> [REQUIREMENT]: Write out every entry exactly as it stands.
---
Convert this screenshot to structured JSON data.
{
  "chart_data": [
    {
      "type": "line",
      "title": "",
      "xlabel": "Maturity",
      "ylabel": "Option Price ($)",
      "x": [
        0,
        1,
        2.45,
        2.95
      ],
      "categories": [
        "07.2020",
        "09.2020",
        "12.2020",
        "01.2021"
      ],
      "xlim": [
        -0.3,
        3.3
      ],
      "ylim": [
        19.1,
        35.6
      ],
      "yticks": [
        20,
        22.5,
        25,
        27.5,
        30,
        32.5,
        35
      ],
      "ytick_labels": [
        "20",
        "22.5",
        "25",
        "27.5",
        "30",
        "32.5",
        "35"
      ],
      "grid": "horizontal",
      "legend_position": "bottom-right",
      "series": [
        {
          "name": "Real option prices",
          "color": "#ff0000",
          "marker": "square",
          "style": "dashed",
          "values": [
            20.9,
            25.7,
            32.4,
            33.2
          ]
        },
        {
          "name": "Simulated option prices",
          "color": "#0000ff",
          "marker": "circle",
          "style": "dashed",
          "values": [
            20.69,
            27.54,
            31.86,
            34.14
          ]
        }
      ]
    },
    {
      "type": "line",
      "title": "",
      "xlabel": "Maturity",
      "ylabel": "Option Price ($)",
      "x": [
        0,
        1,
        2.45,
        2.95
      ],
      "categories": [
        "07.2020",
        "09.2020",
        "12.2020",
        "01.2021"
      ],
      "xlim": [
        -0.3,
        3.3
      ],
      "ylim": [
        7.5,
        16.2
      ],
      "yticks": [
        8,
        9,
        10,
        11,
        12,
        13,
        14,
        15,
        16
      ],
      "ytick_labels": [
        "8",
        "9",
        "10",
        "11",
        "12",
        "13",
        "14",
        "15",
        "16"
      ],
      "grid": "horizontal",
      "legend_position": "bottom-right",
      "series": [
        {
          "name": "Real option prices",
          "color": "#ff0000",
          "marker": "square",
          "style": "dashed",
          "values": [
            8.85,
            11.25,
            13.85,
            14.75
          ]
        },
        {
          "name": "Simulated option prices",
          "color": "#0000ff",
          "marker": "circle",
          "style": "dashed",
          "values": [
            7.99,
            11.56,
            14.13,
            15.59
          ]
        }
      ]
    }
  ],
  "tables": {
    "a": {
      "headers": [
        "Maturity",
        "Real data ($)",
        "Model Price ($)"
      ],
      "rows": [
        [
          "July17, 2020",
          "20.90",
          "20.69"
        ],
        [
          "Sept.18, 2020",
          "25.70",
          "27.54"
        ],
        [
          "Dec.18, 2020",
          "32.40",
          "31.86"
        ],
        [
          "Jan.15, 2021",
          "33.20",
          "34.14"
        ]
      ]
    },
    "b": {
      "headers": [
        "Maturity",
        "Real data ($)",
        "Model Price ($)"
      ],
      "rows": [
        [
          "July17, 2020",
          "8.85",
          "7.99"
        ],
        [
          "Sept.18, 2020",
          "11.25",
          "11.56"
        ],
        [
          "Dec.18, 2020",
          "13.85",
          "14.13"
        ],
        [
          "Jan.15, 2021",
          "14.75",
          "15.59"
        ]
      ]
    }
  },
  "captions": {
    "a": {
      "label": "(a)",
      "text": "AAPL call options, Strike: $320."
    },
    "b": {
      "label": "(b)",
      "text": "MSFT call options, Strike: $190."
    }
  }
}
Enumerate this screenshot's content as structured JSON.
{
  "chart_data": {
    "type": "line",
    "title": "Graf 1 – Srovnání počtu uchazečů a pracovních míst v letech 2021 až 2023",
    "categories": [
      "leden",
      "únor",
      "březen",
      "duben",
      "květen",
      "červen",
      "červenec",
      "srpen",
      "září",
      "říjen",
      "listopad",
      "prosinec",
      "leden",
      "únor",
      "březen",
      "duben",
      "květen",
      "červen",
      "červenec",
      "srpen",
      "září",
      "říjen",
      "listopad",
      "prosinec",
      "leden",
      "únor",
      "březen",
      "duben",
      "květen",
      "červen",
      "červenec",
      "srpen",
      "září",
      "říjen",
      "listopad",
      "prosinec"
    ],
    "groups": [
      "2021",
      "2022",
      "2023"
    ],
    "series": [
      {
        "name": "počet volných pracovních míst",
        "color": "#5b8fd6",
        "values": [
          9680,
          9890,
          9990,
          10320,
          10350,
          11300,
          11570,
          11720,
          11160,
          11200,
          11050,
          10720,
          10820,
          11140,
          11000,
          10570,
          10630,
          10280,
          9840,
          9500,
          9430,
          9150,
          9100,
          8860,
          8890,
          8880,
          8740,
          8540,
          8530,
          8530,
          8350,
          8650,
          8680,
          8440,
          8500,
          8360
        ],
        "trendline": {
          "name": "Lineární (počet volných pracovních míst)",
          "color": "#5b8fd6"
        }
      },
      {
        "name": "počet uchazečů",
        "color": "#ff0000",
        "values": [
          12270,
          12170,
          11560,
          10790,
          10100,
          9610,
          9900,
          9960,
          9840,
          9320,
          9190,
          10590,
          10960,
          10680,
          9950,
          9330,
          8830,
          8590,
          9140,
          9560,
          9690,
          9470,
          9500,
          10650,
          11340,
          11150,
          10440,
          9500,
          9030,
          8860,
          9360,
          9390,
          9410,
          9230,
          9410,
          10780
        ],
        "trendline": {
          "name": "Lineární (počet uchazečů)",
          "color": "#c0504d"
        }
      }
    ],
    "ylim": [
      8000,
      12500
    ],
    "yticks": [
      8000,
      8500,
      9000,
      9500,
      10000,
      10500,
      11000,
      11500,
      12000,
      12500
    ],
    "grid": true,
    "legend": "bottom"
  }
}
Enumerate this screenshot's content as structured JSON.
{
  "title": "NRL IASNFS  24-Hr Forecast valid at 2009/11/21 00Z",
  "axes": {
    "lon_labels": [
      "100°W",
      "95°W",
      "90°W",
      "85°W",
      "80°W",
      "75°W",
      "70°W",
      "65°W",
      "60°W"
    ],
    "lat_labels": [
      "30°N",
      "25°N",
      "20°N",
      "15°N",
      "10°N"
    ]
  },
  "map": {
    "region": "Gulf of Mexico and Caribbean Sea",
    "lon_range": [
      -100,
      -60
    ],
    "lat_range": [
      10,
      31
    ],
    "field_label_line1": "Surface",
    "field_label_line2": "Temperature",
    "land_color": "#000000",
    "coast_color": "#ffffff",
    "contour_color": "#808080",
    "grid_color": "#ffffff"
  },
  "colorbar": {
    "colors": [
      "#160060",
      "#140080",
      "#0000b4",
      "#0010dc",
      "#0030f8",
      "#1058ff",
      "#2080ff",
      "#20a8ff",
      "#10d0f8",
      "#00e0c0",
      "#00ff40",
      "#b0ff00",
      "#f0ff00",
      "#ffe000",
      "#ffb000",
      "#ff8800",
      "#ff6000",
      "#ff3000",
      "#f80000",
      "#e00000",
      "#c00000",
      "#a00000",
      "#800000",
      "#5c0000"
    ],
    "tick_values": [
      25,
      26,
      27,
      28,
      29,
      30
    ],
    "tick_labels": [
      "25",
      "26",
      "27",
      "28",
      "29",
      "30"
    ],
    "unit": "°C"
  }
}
---
> [SOLUTION]:
Convert this screenshot to structured JSON data.
{
  "chart_data": [
    {
      "type": "line",
      "title": "",
      "xlabel": "Maturity",
      "ylabel": "Option Price ($)",
      "x": [
        0,
        1,
        2.45,
        2.95
      ],
      "categories": [
        "07.2020",
        "09.2020",
        "12.2020",
        "01.2021"
      ],
      "xlim": [
        -0.3,
        3.3
      ],
      "ylim": [
        19.1,
        35.6
      ],
      "yticks": [
        20,
        22.5,
        25,
        27.5,
        30,
        32.5,
        35
      ],
      "ytick_labels": [
        "20",
        "22.5",
        "25",
        "27.5",
        "30",
        "32.5",
        "35"
      ],
      "grid": "horizontal",
      "legend_position": "bottom-right",
      "series": [
        {
          "name": "Real option prices",
          "color": "#ff0000",
          "marker": "square",
          "style": "dashed",
          "values": [
            20.9,
            25.7,
            32.4,
            33.2
          ]
        },
        {
          "name": "Simulated option prices",
          "color": "#0000ff",
          "marker": "circle",
          "style": "dashed",
          "values": [
            20.69,
            27.54,
            31.86,
            34.14
          ]
        }
      ]
    },
    {
      "type": "line",
      "title": "",
      "xlabel": "Maturity",
      "ylabel": "Option Price ($)",
      "x": [
        0,
        1,
        2.45,
        2.95
      ],
      "categories": [
        "07.2020",
        "09.2020",
        "12.2020",
        "01.2021"
      ],
      "xlim": [
        -0.3,
        3.3
      ],
      "ylim": [
        7.5,
        16.2
      ],
      "yticks": [
        8,
        9,
        10,
        11,
        12,
        13,
        14,
        15,
        16
      ],
      "ytick_labels": [
        "8",
        "9",
        "10",
        "11",
        "12",
        "13",
        "14",
        "15",
        "16"
      ],
      "grid": "horizontal",
      "legend_position": "bottom-right",
      "series": [
        {
          "name": "Real option prices",
          "color": "#ff0000",
          "marker": "square",
          "style": "dashed",
          "values": [
            8.85,
            11.25,
            13.85,
            14.75
          ]
        },
        {
          "name": "Simulated option prices",
          "color": "#0000ff",
          "marker": "circle",
          "style": "dashed",
          "values": [
            7.99,
            11.56,
            14.13,
            15.59
          ]
        }
      ]
    }
  ],
  "tables": {
    "a": {
      "headers": [
        "Maturity",
        "Real data ($)",
        "Model Price ($)"
      ],
      "rows": [
        [
          "July17, 2020",
          "20.90",
          "20.69"
        ],
        [
          "Sept.18, 2020",
          "25.70",
          "27.54"
        ],
        [
          "Dec.18, 2020",
          "32.40",
          "31.86"
        ],
        [
          "Jan.15, 2021",
          "33.20",
          "34.14"
        ]
      ]
    },
    "b": {
      "headers": [
        "Maturity",
        "Real data ($)",
        "Model Price ($)"
      ],
      "rows": [
        [
          "July17, 2020",
          "8.85",
          "7.99"
        ],
        [
          "Sept.18, 2020",
          "11.25",
          "11.56"
        ],
        [
          "Dec.18, 2020",
          "13.85",
          "14.13"
        ],
        [
          "Jan.15, 2021",
          "14.75",
          "15.59"
        ]
      ]
    }
  },
  "captions": {
    "a": {
      "label": "(a)",
      "text": "AAPL call options, Strike: $320."
    },
    "b": {
      "label": "(b)",
      "text": "MSFT call options, Strike: $190."
    }
  }
}
Enumerate this screenshot's content as structured JSON.
{
  "chart_data": {
    "type": "line",
    "title": "Graf 1 – Srovnání počtu uchazečů a pracovních míst v letech 2021 až 2023",
    "categories": [
      "leden",
      "únor",
      "březen",
      "duben",
      "květen",
      "červen",
      "červenec",
      "srpen",
      "září",
      "říjen",
      "listopad",
      "prosinec",
      "leden",
      "únor",
      "březen",
      "duben",
      "květen",
      "červen",
      "červenec",
      "srpen",
      "září",
      "říjen",
      "listopad",
      "prosinec",
      "leden",
      "únor",
      "březen",
      "duben",
      "květen",
      "červen",
      "červenec",
      "srpen",
      "září",
      "říjen",
      "listopad",
      "prosinec"
    ],
    "groups": [
      "2021",
      "2022",
      "2023"
    ],
    "series": [
      {
        "name": "počet volných pracovních míst",
        "color": "#5b8fd6",
        "values": [
          9680,
          9890,
          9990,
          10320,
          10350,
          11300,
          11570,
          11720,
          11160,
          11200,
          11050,
          10720,
          10820,
          11140,
          11000,
          10570,
          10630,
          10280,
          9840,
          9500,
          9430,
          9150,
          9100,
          8860,
          8890,
          8880,
          8740,
          8540,
          8530,
          8530,
          8350,
          8650,
          8680,
          8440,
          8500,
          8360
        ],
        "trendline": {
          "name": "Lineární (počet volných pracovních míst)",
          "color": "#5b8fd6"
        }
      },
      {
        "name": "počet uchazečů",
        "color": "#ff0000",
        "values": [
          12270,
          12170,
          11560,
          10790,
          10100,
          9610,
          9900,
          9960,
          9840,
          9320,
          9190,
          10590,
          10960,
          10680,
          9950,
          9330,
          8830,
          8590,
          9140,
          9560,
          9690,
          9470,
          9500,
          10650,
          11340,
          11150,
          10440,
          9500,
          9030,
          8860,
          9360,
          9390,
          9410,
          9230,
          9410,
          10780
        ],
        "trendline": {
          "name": "Lineární (počet uchazečů)",
          "color": "#c0504d"
        }
      }
    ],
    "ylim": [
      8000,
      12500
    ],
    "yticks": [
      8000,
      8500,
      9000,
      9500,
      10000,
      10500,
      11000,
      11500,
      12000,
      12500
    ],
    "grid": true,
    "legend": "bottom"
  }
}
Enumerate this screenshot's content as structured JSON.
{
  "title": "NRL IASNFS  24-Hr Forecast valid at 2009/11/21 00Z",
  "axes": {
    "lon_labels": [
      "100°W",
      "95°W",
      "90°W",
      "85°W",
      "80°W",
      "75°W",
      "70°W",
      "65°W",
      "60°W"
    ],
    "lat_labels": [
      "30°N",
      "25°N",
      "20°N",
      "15°N",
      "10°N"
    ]
  },
  "map": {
    "region": "Gulf of Mexico and Caribbean Sea",
    "lon_range": [
      -100,
      -60
    ],
    "lat_range": [
      10,
      31
    ],
    "field_label_line1": "Surface",
    "field_label_line2": "Temperature",
    "land_color": "#000000",
    "coast_color": "#ffffff",
    "contour_color": "#808080",
    "grid_color": "#ffffff"
  },
  "colorbar": {
    "colors": [
      "#160060",
      "#140080",
      "#0000b4",
      "#0010dc",
      "#0030f8",
      "#1058ff",
      "#2080ff",
      "#20a8ff",
      "#10d0f8",
      "#00e0c0",
      "#00ff40",
      "#b0ff00",
      "#f0ff00",
      "#ffe000",
      "#ffb000",
      "#ff8800",
      "#ff6000",
      "#ff3000",
      "#f80000",
      "#e00000",
      "#c00000",
      "#a00000",
      "#800000",
      "#5c0000"
    ],
    "tick_values": [
      25,
      26,
      27,
      28,
      29,
      30
    ],
    "tick_labels": [
      "25",
      "26",
      "27",
      "28",
      "29",
      "30"
    ],
    "unit": "°C"
  }
}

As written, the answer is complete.